--- TO BE DONE ---
Render each line of the listing below as one string in a JSON list, omitting blank lines and leaving out the pictures.

[Bounding box entries]
"""
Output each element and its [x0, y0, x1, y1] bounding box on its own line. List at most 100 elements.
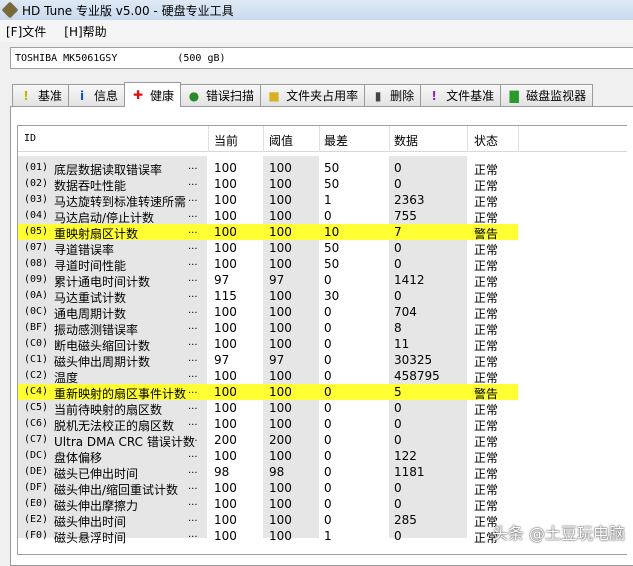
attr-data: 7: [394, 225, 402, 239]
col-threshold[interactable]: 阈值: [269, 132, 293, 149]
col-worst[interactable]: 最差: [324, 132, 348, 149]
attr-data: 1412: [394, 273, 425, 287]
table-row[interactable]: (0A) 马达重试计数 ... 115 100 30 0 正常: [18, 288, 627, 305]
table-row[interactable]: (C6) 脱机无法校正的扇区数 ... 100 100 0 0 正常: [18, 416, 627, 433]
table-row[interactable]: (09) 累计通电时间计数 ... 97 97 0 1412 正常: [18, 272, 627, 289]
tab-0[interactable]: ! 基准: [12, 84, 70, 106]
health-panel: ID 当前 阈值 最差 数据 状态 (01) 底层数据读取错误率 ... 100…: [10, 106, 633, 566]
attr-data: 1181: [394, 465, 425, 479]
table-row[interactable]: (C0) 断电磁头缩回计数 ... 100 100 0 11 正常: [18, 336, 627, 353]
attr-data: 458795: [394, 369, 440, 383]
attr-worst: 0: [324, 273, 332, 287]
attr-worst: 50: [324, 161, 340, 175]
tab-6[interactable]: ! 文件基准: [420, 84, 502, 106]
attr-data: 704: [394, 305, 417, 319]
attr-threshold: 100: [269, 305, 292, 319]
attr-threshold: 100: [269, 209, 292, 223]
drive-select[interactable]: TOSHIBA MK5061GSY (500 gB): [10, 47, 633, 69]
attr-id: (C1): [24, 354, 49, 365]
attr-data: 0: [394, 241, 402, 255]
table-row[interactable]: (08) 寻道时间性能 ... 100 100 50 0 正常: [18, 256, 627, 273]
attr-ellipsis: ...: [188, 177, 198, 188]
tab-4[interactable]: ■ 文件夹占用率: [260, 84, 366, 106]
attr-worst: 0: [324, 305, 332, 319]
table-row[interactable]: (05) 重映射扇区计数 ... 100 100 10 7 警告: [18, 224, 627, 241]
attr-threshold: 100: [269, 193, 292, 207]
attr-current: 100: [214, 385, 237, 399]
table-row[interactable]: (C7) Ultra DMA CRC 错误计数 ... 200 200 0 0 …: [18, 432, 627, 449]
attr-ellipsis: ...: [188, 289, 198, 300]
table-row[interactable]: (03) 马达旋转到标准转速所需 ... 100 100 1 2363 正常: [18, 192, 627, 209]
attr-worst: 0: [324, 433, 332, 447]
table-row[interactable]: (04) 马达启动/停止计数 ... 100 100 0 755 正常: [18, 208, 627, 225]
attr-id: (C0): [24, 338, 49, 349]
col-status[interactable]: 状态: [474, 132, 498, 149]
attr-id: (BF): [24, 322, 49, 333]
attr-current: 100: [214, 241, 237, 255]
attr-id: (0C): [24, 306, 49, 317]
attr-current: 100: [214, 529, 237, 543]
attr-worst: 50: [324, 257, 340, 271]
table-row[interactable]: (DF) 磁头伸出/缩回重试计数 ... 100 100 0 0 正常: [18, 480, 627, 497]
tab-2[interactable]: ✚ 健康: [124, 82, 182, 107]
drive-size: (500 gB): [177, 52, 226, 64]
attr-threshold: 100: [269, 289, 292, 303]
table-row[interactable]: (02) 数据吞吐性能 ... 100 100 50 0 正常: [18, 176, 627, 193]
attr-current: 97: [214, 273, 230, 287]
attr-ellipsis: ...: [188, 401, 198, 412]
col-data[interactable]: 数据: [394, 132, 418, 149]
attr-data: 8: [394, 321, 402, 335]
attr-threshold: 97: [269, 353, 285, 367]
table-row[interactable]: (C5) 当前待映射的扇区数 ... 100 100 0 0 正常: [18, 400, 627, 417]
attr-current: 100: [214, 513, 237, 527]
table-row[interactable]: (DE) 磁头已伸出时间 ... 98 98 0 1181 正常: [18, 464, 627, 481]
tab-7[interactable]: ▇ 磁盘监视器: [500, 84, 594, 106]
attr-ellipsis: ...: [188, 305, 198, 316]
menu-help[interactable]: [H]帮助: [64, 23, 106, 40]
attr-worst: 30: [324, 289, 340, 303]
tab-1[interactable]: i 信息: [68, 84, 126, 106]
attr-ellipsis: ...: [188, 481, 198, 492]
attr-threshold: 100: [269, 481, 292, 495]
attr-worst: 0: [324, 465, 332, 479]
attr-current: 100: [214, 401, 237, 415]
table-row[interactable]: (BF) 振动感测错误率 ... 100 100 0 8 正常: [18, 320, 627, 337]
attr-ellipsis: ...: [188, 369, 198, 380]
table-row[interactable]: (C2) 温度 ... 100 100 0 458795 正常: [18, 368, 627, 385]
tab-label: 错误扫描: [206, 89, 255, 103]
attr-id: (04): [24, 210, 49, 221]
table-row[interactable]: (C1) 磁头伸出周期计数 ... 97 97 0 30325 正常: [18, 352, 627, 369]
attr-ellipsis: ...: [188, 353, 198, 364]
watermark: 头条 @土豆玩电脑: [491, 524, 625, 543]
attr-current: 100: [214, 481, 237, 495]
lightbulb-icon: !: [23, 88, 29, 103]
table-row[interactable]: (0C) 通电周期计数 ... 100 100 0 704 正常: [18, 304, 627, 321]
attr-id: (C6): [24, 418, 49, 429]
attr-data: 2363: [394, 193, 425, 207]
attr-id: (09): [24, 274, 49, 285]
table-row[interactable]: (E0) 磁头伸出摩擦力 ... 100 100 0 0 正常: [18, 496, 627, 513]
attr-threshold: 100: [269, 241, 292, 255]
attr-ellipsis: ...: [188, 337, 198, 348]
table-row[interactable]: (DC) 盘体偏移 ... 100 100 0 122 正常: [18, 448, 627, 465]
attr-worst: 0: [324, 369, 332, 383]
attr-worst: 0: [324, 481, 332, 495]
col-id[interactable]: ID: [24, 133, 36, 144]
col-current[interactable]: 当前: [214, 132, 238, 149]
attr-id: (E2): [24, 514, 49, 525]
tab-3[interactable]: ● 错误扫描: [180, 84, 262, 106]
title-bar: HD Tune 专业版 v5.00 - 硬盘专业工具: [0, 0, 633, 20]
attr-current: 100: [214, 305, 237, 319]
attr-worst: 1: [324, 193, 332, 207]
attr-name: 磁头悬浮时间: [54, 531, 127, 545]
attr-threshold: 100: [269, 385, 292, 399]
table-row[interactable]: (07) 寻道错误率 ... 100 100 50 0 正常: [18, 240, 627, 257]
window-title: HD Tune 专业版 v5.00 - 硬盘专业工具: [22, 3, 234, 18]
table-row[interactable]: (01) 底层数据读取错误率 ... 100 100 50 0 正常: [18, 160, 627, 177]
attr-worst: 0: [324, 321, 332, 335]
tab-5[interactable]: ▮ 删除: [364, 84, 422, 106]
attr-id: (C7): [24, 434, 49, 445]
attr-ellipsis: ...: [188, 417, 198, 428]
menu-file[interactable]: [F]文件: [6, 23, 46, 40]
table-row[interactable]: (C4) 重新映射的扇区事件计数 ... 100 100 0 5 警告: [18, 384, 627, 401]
"""
--- OUTPUT OF THE EXERCISE ---
[
  "Output each element and its [x0, y0, x1, y1] bounding box on its own line. List at most 100 elements.",
  "attr-data: 7: [394, 225, 402, 239]",
  "col-threshold[interactable]: 阈值: [269, 132, 293, 149]",
  "col-worst[interactable]: 最差: [324, 132, 348, 149]",
  "attr-data: 1412: [394, 273, 425, 287]",
  "table-row[interactable]: (0A) 马达重试计数 ... 115 100 30 0 正常: [18, 288, 627, 305]",
  "table-row[interactable]: (C6) 脱机无法校正的扇区数 ... 100 100 0 0 正常: [18, 416, 627, 433]",
  "table-row[interactable]: (09) 累计通电时间计数 ... 97 97 0 1412 正常: [18, 272, 627, 289]",
  "tab-0[interactable]: ! 基准: [12, 84, 70, 106]",
  "health-panel: ID 当前 阈值 最差 数据 状态 (01) 底层数据读取错误率 ... 100…: [10, 106, 633, 566]",
  "attr-data: 1181: [394, 465, 425, 479]",
  "table-row[interactable]: (C0) 断电磁头缩回计数 ... 100 100 0 11 正常: [18, 336, 627, 353]",
  "attr-data: 458795: [394, 369, 440, 383]",
  "attr-worst: 0: [324, 273, 332, 287]",
  "attr-worst: 50: [324, 161, 340, 175]",
  "tab-6[interactable]: ! 文件基准: [420, 84, 502, 106]",
  "attr-data: 704: [394, 305, 417, 319]",
  "attr-threshold: 100: [269, 305, 292, 319]",
  "attr-threshold: 100: [269, 209, 292, 223]",
  "drive-select[interactable]: TOSHIBA MK5061GSY (500 gB): [10, 47, 633, 69]",
  "attr-id: (C1): [24, 354, 49, 365]",
  "attr-data: 0: [394, 241, 402, 255]",
  "table-row[interactable]: (08) 寻道时间性能 ... 100 100 50 0 正常: [18, 256, 627, 273]",
  "attr-ellipsis: ...: [188, 177, 198, 188]",
  "tab-4[interactable]: ■ 文件夹占用率: [260, 84, 366, 106]",
  "attr-worst: 0: [324, 305, 332, 319]",
  "table-row[interactable]: (05) 重映射扇区计数 ... 100 100 10 7 警告: [18, 224, 627, 241]",
  "attr-threshold: 100: [269, 193, 292, 207]",
  "attr-current: 100: [214, 385, 237, 399]",
  "table-row[interactable]: (C7) Ultra DMA CRC 错误计数 ... 200 200 0 0 …: [18, 432, 627, 449]",
  "attr-ellipsis: ...: [188, 289, 198, 300]",
  "table-row[interactable]: (03) 马达旋转到标准转速所需 ... 100 100 1 2363 正常: [18, 192, 627, 209]",
  "attr-worst: 0: [324, 433, 332, 447]",
  "table-row[interactable]: (04) 马达启动/停止计数 ... 100 100 0 755 正常: [18, 208, 627, 225]",
  "attr-id: (C0): [24, 338, 49, 349]",
  "col-status[interactable]: 状态: [474, 132, 498, 149]",
  "attr-id: (BF): [24, 322, 49, 333]",
  "attr-current: 100: [214, 241, 237, 255]",
  "attr-id: (0C): [24, 306, 49, 317]",
  "attr-current: 100: [214, 529, 237, 543]",
  "attr-worst: 50: [324, 257, 340, 271]",
  "table-row[interactable]: (DF) 磁头伸出/缩回重试计数 ... 100 100 0 0 正常: [18, 480, 627, 497]",
  "tab-2[interactable]: ✚ 健康: [124, 82, 182, 107]",
  "drive-size: (500 gB): [177, 52, 226, 64]",
  "attr-threshold: 100: [269, 289, 292, 303]",
  "table-row[interactable]: (02) 数据吞吐性能 ... 100 100 50 0 正常: [18, 176, 627, 193]",
  "attr-current: 97: [214, 273, 230, 287]",
  "attr-ellipsis: ...: [188, 401, 198, 412]",
  "col-data[interactable]: 数据: [394, 132, 418, 149]",
  "attr-data: 8: [394, 321, 402, 335]",
  "attr-threshold: 97: [269, 353, 285, 367]",
  "table-row[interactable]: (C5) 当前待映射的扇区数 ... 100 100 0 0 正常: [18, 400, 627, 417]",
  "attr-current: 100: [214, 513, 237, 527]",
  "table-row[interactable]: (DE) 磁头已伸出时间 ... 98 98 0 1181 正常: [18, 464, 627, 481]",
  "tab-7[interactable]: ▇ 磁盘监视器: [500, 84, 594, 106]",
  "attr-ellipsis: ...: [188, 305, 198, 316]",
  "menu-help[interactable]: [H]帮助: [64, 23, 106, 40]",
  "attr-worst: 30: [324, 289, 340, 303]",
  "tab-1[interactable]: i 信息: [68, 84, 126, 106]",
  "attr-ellipsis: ...: [188, 481, 198, 492]",
  "attr-threshold: 100: [269, 481, 292, 495]",
  "attr-worst: 0: [324, 465, 332, 479]",
  "attr-current: 100: [214, 401, 237, 415]",
  "table-row[interactable]: (BF) 振动感测错误率 ... 100 100 0 8 正常: [18, 320, 627, 337]",
  "attr-ellipsis: ...: [188, 369, 198, 380]",
  "table-row[interactable]: (C2) 温度 ... 100 100 0 458795 正常: [18, 368, 627, 385]",
  "tab-label: 错误扫描: [206, 89, 255, 103]",
  "attr-id: (04): [24, 210, 49, 221]",
  "table-row[interactable]: (C1) 磁头伸出周期计数 ... 97 97 0 30325 正常: [18, 352, 627, 369]",
  "attr-ellipsis: ...: [188, 353, 198, 364]",
  "watermark: 头条 @土豆玩电脑: [491, 524, 625, 543]",
  "attr-current: 100: [214, 481, 237, 495]",
  "lightbulb-icon: !: [23, 88, 29, 103]",
  "table-row[interactable]: (0C) 通电周期计数 ... 100 100 0 704 正常: [18, 304, 627, 321]",
  "attr-id: (C6): [24, 418, 49, 429]",
  "attr-data: 2363: [394, 193, 425, 207]",
  "attr-id: (09): [24, 274, 49, 285]",
  "table-row[interactable]: (E0) 磁头伸出摩擦力 ... 100 100 0 0 正常: [18, 496, 627, 513]",
  "attr-threshold: 100: [269, 241, 292, 255]",
  "attr-ellipsis: ...: [188, 337, 198, 348]",
  "table-row[interactable]: (DC) 盘体偏移 ... 100 100 0 122 正常: [18, 448, 627, 465]",
  "attr-worst: 0: [324, 369, 332, 383]",
  "attr-worst: 0: [324, 481, 332, 495]",
  "col-id[interactable]: ID: [24, 133, 36, 144]",
  "col-current[interactable]: 当前: [214, 132, 238, 149]",
  "attr-id: (E2): [24, 514, 49, 525]",
  "tab-3[interactable]: ● 错误扫描: [180, 84, 262, 106]",
  "title-bar: HD Tune 专业版 v5.00 - 硬盘专业工具: [0, 0, 633, 20]",
  "attr-current: 100: [214, 305, 237, 319]",
  "attr-worst: 1: [324, 193, 332, 207]",
  "attr-name: 磁头悬浮时间: [54, 531, 127, 545]",
  "attr-threshold: 100: [269, 385, 292, 399]",
  "table-row[interactable]: (07) 寻道错误率 ... 100 100 50 0 正常: [18, 240, 627, 257]",
  "window-title: HD Tune 专业版 v5.00 - 硬盘专业工具: [22, 3, 234, 18]",
  "table-row[interactable]: (01) 底层数据读取错误率 ... 100 100 50 0 正常: [18, 160, 627, 177]",
  "attr-worst: 0: [324, 321, 332, 335]",
  "tab-5[interactable]: ▮ 删除: [364, 84, 422, 106]",
  "attr-id: (C7): [24, 434, 49, 445]",
  "attr-ellipsis: ...: [188, 417, 198, 428]",
  "menu-file[interactable]: [F]文件: [6, 23, 46, 40]",
  "table-row[interactable]: (C4) 重新映射的扇区事件计数 ... 100 100 0 5 警告: [18, 384, 627, 401]"
]